Exercise>
Collect every line of the records below that contains the word "농지등의".

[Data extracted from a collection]
**********
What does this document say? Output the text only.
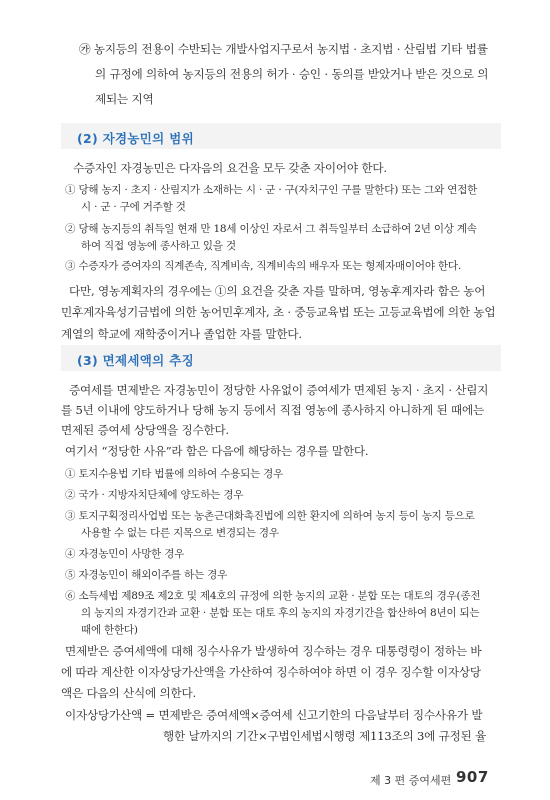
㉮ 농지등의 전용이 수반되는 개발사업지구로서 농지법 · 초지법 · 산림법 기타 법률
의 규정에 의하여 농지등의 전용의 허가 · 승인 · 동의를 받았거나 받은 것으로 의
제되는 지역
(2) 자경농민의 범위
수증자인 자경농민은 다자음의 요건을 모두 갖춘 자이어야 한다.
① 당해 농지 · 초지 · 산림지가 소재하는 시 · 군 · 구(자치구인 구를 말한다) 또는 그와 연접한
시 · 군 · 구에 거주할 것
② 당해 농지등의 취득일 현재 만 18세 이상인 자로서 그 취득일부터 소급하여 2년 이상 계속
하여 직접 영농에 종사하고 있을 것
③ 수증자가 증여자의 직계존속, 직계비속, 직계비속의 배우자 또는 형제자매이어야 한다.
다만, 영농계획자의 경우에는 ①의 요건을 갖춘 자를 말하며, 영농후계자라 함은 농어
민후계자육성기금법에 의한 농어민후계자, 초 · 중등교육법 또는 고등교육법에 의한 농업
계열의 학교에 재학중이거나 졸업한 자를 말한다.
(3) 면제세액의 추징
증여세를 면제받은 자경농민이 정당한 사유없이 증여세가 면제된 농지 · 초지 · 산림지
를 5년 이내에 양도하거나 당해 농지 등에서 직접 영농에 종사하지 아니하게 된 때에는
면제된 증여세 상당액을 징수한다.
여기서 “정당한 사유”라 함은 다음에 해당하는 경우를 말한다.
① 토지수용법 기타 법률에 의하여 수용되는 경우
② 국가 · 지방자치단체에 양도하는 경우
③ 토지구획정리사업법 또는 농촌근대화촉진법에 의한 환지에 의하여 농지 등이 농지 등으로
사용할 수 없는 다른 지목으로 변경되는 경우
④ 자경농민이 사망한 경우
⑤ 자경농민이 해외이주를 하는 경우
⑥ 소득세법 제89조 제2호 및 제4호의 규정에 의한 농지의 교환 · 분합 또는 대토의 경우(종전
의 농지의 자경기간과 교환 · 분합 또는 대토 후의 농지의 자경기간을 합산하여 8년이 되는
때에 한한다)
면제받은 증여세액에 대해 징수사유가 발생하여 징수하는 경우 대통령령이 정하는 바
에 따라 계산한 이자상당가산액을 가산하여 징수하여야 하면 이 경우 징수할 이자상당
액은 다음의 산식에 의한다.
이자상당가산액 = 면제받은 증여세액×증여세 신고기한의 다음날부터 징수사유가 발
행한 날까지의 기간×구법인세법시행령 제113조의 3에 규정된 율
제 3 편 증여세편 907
**********
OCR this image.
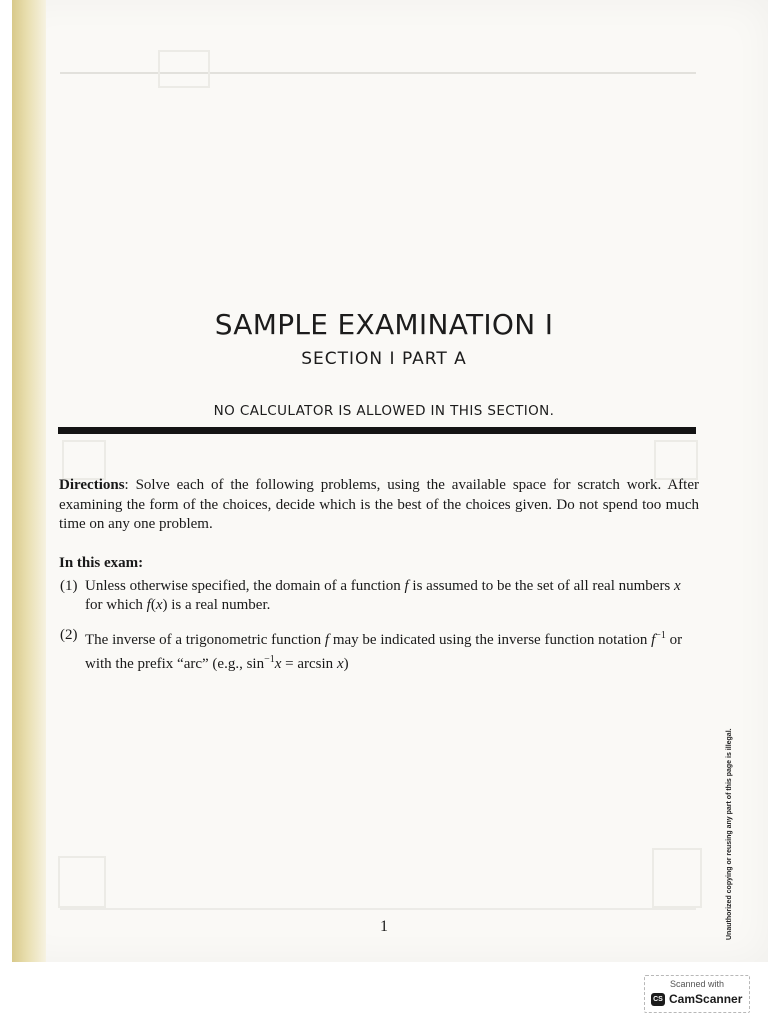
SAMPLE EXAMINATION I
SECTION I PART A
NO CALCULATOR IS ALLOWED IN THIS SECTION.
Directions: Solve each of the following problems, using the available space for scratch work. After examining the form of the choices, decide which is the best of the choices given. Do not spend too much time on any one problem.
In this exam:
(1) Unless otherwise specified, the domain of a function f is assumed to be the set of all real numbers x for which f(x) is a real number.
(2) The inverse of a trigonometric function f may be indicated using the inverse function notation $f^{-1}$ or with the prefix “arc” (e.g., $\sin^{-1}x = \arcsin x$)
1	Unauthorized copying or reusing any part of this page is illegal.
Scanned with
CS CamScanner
**********
Worked solution>
㉮ 농지등의 전용이 수반되는 개발사업지구로서 농지법 · 초지법 · 산림법 기타 법률
의 규정에 의하여 농지등의 전용의 허가 · 승인 · 동의를 받았거나 받은 것으로 의
② 당해 농지등의 취득일 현재 만 18세 이상인 자로서 그 취득일부터 소급하여 2년 이상 계속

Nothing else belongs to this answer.